WHAT IS ASKED
For the records below, give the count of lines holding the word "PjBL" and nothing more.

EXTRACTED INFORMATION

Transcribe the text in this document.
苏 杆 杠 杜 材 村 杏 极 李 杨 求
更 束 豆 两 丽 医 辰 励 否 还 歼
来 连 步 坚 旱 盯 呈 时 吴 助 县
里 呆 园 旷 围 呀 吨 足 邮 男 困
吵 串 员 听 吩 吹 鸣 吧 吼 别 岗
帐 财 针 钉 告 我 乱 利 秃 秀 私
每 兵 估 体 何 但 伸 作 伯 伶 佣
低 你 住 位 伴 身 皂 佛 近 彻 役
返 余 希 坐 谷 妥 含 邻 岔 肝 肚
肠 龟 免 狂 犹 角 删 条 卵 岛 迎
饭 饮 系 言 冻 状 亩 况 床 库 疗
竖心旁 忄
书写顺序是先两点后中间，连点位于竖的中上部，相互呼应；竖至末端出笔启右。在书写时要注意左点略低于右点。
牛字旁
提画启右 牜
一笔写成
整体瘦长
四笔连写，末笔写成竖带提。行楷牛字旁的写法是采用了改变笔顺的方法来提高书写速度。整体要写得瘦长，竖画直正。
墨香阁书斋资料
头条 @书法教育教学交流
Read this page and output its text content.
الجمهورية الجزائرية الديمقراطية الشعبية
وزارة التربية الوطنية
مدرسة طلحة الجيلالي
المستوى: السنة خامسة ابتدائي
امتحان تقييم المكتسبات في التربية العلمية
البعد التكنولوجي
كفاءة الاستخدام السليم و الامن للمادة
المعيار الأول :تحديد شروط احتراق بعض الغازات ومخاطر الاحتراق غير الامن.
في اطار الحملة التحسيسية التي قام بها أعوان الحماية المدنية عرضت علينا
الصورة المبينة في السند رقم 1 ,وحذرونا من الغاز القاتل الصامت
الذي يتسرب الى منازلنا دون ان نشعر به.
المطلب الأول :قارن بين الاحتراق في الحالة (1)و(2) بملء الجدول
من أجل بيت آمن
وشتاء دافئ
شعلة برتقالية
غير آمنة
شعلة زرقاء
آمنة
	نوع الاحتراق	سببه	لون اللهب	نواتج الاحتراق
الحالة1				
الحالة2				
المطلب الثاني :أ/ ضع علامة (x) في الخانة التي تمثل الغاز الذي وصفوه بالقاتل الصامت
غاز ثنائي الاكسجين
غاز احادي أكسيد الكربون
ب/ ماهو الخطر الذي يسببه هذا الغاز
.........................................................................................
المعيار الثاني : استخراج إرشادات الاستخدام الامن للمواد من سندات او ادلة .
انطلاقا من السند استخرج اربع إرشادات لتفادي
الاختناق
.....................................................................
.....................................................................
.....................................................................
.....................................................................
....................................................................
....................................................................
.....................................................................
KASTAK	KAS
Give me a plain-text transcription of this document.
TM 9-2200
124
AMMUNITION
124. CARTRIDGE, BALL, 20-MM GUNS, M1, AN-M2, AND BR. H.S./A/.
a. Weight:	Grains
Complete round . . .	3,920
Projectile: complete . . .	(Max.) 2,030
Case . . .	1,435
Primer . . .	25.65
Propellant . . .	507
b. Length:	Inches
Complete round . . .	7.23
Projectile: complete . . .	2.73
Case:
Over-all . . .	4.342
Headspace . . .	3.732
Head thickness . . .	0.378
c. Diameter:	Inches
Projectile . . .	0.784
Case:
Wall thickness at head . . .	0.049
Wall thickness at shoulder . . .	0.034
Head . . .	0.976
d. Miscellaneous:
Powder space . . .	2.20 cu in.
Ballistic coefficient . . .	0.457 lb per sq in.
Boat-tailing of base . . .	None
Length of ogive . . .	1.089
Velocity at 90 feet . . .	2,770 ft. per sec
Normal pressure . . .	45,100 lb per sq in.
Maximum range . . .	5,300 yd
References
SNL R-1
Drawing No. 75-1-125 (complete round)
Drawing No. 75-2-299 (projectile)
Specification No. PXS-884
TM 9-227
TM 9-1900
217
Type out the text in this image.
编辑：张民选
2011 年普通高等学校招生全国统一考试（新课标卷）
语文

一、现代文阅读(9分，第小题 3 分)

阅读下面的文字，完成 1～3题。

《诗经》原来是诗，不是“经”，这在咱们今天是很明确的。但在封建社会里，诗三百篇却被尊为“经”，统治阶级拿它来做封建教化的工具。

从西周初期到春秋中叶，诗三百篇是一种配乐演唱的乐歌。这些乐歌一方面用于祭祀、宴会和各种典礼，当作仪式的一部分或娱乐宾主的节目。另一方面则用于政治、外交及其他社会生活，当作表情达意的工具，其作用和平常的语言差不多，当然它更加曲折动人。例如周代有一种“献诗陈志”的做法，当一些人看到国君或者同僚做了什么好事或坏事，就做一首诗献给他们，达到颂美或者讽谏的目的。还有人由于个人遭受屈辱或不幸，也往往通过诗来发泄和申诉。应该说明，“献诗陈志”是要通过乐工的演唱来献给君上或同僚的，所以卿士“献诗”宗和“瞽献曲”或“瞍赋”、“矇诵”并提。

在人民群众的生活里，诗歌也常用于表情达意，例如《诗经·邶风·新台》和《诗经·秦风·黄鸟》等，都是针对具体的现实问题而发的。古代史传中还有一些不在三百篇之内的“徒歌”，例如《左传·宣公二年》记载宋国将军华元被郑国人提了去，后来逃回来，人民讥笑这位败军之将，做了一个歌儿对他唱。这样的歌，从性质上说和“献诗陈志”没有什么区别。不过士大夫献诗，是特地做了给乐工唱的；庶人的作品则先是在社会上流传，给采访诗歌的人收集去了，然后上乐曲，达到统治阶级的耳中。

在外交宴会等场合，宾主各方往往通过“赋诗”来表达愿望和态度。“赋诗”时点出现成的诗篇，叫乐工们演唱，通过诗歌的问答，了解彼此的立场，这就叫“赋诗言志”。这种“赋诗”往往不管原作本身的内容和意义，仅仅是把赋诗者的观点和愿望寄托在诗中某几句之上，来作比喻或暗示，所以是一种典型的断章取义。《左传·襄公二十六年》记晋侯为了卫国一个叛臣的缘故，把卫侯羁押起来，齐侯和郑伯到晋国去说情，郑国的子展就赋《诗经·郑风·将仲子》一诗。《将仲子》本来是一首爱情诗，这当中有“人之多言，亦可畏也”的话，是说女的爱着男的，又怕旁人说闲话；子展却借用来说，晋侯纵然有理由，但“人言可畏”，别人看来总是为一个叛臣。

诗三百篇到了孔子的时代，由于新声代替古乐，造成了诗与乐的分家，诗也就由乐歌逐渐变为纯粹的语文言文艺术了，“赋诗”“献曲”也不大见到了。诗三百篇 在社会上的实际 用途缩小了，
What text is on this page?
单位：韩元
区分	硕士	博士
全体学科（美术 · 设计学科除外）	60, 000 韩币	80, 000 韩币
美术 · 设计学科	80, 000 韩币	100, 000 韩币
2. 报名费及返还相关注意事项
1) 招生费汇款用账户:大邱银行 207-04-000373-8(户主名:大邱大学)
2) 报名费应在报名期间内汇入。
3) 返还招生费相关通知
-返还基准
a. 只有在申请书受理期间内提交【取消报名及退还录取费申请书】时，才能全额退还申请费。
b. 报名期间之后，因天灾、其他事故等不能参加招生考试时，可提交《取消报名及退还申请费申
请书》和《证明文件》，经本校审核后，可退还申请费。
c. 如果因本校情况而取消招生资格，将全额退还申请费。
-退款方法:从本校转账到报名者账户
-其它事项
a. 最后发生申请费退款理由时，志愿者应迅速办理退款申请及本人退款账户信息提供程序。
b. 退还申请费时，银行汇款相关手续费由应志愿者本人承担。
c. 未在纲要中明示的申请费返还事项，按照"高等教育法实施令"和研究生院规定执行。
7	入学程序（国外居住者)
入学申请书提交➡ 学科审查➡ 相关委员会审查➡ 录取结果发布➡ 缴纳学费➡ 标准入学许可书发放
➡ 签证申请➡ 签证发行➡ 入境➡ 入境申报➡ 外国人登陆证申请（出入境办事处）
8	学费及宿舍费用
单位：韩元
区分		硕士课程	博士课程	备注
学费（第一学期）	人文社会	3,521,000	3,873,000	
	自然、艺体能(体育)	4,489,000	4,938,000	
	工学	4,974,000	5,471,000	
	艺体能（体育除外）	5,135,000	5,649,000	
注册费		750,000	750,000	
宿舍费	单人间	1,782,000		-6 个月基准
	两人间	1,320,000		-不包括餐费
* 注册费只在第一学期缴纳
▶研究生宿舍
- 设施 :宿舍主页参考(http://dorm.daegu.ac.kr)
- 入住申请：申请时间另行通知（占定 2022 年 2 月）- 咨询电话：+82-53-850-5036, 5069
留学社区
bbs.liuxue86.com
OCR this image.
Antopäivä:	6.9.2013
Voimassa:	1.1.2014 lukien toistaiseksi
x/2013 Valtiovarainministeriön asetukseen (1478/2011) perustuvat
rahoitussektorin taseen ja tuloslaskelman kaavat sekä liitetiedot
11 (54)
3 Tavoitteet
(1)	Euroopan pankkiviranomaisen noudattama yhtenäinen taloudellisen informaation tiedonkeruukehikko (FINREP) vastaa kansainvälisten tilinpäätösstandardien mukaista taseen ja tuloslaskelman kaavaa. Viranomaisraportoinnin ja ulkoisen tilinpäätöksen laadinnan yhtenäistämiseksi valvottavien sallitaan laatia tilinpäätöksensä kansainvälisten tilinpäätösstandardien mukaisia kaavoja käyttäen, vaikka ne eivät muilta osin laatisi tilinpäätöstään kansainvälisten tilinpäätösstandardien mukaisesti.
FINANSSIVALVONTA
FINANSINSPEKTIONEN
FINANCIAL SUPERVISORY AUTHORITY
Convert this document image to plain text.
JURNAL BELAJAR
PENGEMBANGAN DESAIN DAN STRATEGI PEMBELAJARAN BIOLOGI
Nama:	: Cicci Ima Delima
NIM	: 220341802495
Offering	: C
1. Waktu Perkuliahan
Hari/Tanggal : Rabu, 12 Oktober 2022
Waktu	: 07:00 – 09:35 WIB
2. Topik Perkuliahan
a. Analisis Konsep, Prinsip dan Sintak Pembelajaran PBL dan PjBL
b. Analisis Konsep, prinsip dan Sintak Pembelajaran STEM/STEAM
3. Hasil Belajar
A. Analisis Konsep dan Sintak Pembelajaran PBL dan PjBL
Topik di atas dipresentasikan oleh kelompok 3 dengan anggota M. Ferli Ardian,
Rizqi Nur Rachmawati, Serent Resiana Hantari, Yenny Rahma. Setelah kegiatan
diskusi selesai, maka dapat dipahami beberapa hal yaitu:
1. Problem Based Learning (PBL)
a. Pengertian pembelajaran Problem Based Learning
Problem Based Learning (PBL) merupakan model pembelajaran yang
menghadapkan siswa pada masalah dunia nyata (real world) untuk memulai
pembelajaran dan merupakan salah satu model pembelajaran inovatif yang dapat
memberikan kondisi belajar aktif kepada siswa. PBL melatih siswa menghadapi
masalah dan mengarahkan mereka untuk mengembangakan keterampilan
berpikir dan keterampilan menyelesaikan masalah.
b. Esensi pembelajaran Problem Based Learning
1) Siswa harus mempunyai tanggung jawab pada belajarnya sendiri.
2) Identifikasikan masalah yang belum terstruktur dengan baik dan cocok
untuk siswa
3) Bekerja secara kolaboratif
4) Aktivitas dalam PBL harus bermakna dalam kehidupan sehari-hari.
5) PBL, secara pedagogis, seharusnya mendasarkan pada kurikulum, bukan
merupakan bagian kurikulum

SOLUTION
2